Entries provided START

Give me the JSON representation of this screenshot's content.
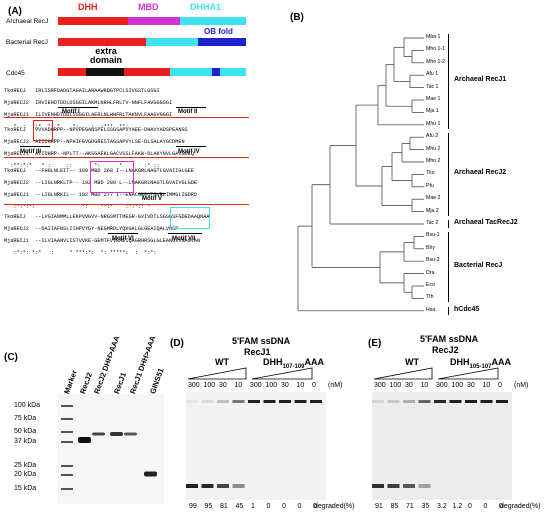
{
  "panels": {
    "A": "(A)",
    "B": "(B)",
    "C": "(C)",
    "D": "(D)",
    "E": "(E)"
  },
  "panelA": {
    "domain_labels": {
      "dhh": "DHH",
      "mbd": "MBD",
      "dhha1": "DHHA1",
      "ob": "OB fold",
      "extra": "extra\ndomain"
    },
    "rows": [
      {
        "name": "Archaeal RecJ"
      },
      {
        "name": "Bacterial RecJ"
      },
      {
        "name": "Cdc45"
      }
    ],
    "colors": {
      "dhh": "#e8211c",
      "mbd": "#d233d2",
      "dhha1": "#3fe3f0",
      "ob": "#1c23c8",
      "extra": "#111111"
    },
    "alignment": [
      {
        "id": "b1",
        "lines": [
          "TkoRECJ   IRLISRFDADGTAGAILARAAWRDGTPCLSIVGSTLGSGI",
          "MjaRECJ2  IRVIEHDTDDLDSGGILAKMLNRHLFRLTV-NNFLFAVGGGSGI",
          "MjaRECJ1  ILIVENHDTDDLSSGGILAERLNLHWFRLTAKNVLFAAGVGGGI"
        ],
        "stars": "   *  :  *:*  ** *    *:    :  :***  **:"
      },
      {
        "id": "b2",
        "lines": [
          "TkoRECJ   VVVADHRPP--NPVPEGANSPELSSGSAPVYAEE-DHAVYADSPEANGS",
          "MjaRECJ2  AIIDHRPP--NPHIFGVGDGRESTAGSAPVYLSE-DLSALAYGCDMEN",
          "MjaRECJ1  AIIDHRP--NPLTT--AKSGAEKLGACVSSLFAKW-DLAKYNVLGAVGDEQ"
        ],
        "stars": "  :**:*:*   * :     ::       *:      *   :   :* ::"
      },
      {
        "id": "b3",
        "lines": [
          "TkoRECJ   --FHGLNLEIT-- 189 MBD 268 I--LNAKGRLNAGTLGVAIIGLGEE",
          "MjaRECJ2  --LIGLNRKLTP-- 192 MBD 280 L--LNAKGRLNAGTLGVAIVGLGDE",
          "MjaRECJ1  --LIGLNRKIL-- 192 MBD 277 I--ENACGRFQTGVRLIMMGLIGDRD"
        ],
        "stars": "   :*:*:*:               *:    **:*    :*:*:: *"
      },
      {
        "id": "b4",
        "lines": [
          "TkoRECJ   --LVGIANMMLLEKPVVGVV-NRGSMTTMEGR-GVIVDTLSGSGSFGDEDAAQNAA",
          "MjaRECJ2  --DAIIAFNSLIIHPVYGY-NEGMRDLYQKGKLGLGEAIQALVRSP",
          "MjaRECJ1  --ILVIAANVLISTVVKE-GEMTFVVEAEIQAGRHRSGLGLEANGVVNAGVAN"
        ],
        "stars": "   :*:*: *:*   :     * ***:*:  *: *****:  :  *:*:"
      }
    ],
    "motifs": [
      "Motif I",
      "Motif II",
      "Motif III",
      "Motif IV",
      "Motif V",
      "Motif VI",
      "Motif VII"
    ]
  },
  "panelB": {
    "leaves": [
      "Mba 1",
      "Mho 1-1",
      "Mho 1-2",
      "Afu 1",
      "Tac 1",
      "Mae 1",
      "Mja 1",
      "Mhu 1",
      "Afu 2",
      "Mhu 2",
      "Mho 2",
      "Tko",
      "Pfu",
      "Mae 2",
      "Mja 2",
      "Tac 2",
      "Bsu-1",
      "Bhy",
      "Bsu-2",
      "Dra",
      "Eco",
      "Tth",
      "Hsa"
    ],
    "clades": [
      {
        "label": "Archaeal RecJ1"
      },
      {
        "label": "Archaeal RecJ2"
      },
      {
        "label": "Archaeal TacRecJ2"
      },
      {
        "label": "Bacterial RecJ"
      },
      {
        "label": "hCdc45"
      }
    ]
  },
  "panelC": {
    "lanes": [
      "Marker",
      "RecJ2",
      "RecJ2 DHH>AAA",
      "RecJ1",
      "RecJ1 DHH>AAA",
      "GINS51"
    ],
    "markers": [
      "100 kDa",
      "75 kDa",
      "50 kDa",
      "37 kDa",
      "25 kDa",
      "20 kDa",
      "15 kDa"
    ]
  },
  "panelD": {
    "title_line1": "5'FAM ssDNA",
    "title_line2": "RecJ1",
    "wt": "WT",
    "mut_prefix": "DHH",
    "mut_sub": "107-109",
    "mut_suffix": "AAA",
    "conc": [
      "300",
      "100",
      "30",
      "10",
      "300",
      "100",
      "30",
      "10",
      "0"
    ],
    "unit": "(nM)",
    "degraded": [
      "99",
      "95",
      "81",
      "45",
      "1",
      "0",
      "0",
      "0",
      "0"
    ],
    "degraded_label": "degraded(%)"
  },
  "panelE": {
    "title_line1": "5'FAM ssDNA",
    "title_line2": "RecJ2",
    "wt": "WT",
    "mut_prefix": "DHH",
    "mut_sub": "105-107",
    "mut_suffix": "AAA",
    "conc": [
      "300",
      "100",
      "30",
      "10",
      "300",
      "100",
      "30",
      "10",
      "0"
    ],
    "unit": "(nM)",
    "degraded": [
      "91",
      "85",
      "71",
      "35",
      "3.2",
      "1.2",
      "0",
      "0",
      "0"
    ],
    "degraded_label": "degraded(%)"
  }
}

Entries provided END

Required work
A faithful, complete copy of the entries is required, without the pictures.

Written solution
Give me the JSON representation of this screenshot's content.
{
  "panels": {
    "A": "(A)",
    "B": "(B)",
    "C": "(C)",
    "D": "(D)",
    "E": "(E)"
  },
  "panelA": {
    "domain_labels": {
      "dhh": "DHH",
      "mbd": "MBD",
      "dhha1": "DHHA1",
      "ob": "OB fold",
      "extra": "extra\ndomain"
    },
    "rows": [
      {
        "name": "Archaeal RecJ"
      },
      {
        "name": "Bacterial RecJ"
      },
      {
        "name": "Cdc45"
      }
    ],
    "colors": {
      "dhh": "#e8211c",
      "mbd": "#d233d2",
      "dhha1": "#3fe3f0",
      "ob": "#1c23c8",
      "extra": "#111111"
    },
    "alignment": [
      {
        "id": "b1",
        "lines": [
          "TkoRECJ   IRLISRFDADGTAGAILARAAWRDGTPCLSIVGSTLGSGI",
          "MjaRECJ2  IRVIEHDTDDLDSGGILAKMLNRHLFRLTV-NNFLFAVGGGSGI",
          "MjaRECJ1  ILIVENHDTDDLSSGGILAERLNLHWFRLTAKNVLFAAGVGGGI"
        ],
        "stars": "   *  :  *:*  ** *    *:    :  :***  **:"
      },
      {
        "id": "b2",
        "lines": [
          "TkoRECJ   VVVADHRPP--NPVPEGANSPELSSGSAPVYAEE-DHAVYADSPEANGS",
          "MjaRECJ2  AIIDHRPP--NPHIFGVGDGRESTAGSAPVYLSE-DLSALAYGCDMEN",
          "MjaRECJ1  AIIDHRP--NPLTT--AKSGAEKLGACVSSLFAKW-DLAKYNVLGAVGDEQ"
        ],
        "stars": "  :**:*:*   * :     ::       *:      *   :   :* ::"
      },
      {
        "id": "b3",
        "lines": [
          "TkoRECJ   --FHGLNLEIT-- 189 MBD 268 I--LNAKGRLNAGTLGVAIIGLGEE",
          "MjaRECJ2  --LIGLNRKLTP-- 192 MBD 280 L--LNAKGRLNAGTLGVAIVGLGDE",
          "MjaRECJ1  --LIGLNRKIL-- 192 MBD 277 I--ENACGRFQTGVRLIMMGLIGDRD"
        ],
        "stars": "   :*:*:*:               *:    **:*    :*:*:: *"
      },
      {
        "id": "b4",
        "lines": [
          "TkoRECJ   --LVGIANMMLLEKPVVGVV-NRGSMTTMEGR-GVIVDTLSGSGSFGDEDAAQNAA",
          "MjaRECJ2  --DAIIAFNSLIIHPVYGY-NEGMRDLYQKGKLGLGEAIQALVRSP",
          "MjaRECJ1  --ILVIAANVLISTVVKE-GEMTFVVEAEIQAGRHRSGLGLEANGVVNAGVAN"
        ],
        "stars": "   :*:*: *:*   :     * ***:*:  *: *****:  :  *:*:"
      }
    ],
    "motifs": [
      "Motif I",
      "Motif II",
      "Motif III",
      "Motif IV",
      "Motif V",
      "Motif VI",
      "Motif VII"
    ]
  },
  "panelB": {
    "leaves": [
      "Mba 1",
      "Mho 1-1",
      "Mho 1-2",
      "Afu 1",
      "Tac 1",
      "Mae 1",
      "Mja 1",
      "Mhu 1",
      "Afu 2",
      "Mhu 2",
      "Mho 2",
      "Tko",
      "Pfu",
      "Mae 2",
      "Mja 2",
      "Tac 2",
      "Bsu-1",
      "Bhy",
      "Bsu-2",
      "Dra",
      "Eco",
      "Tth",
      "Hsa"
    ],
    "clades": [
      {
        "label": "Archaeal RecJ1"
      },
      {
        "label": "Archaeal RecJ2"
      },
      {
        "label": "Archaeal TacRecJ2"
      },
      {
        "label": "Bacterial RecJ"
      },
      {
        "label": "hCdc45"
      }
    ]
  },
  "panelC": {
    "lanes": [
      "Marker",
      "RecJ2",
      "RecJ2 DHH>AAA",
      "RecJ1",
      "RecJ1 DHH>AAA",
      "GINS51"
    ],
    "markers": [
      "100 kDa",
      "75 kDa",
      "50 kDa",
      "37 kDa",
      "25 kDa",
      "20 kDa",
      "15 kDa"
    ]
  },
  "panelD": {
    "title_line1": "5'FAM ssDNA",
    "title_line2": "RecJ1",
    "wt": "WT",
    "mut_prefix": "DHH",
    "mut_sub": "107-109",
    "mut_suffix": "AAA",
    "conc": [
      "300",
      "100",
      "30",
      "10",
      "300",
      "100",
      "30",
      "10",
      "0"
    ],
    "unit": "(nM)",
    "degraded": [
      "99",
      "95",
      "81",
      "45",
      "1",
      "0",
      "0",
      "0",
      "0"
    ],
    "degraded_label": "degraded(%)"
  },
  "panelE": {
    "title_line1": "5'FAM ssDNA",
    "title_line2": "RecJ2",
    "wt": "WT",
    "mut_prefix": "DHH",
    "mut_sub": "105-107",
    "mut_suffix": "AAA",
    "conc": [
      "300",
      "100",
      "30",
      "10",
      "300",
      "100",
      "30",
      "10",
      "0"
    ],
    "unit": "(nM)",
    "degraded": [
      "91",
      "85",
      "71",
      "35",
      "3.2",
      "1.2",
      "0",
      "0",
      "0"
    ],
    "degraded_label": "degraded(%)"
  }
}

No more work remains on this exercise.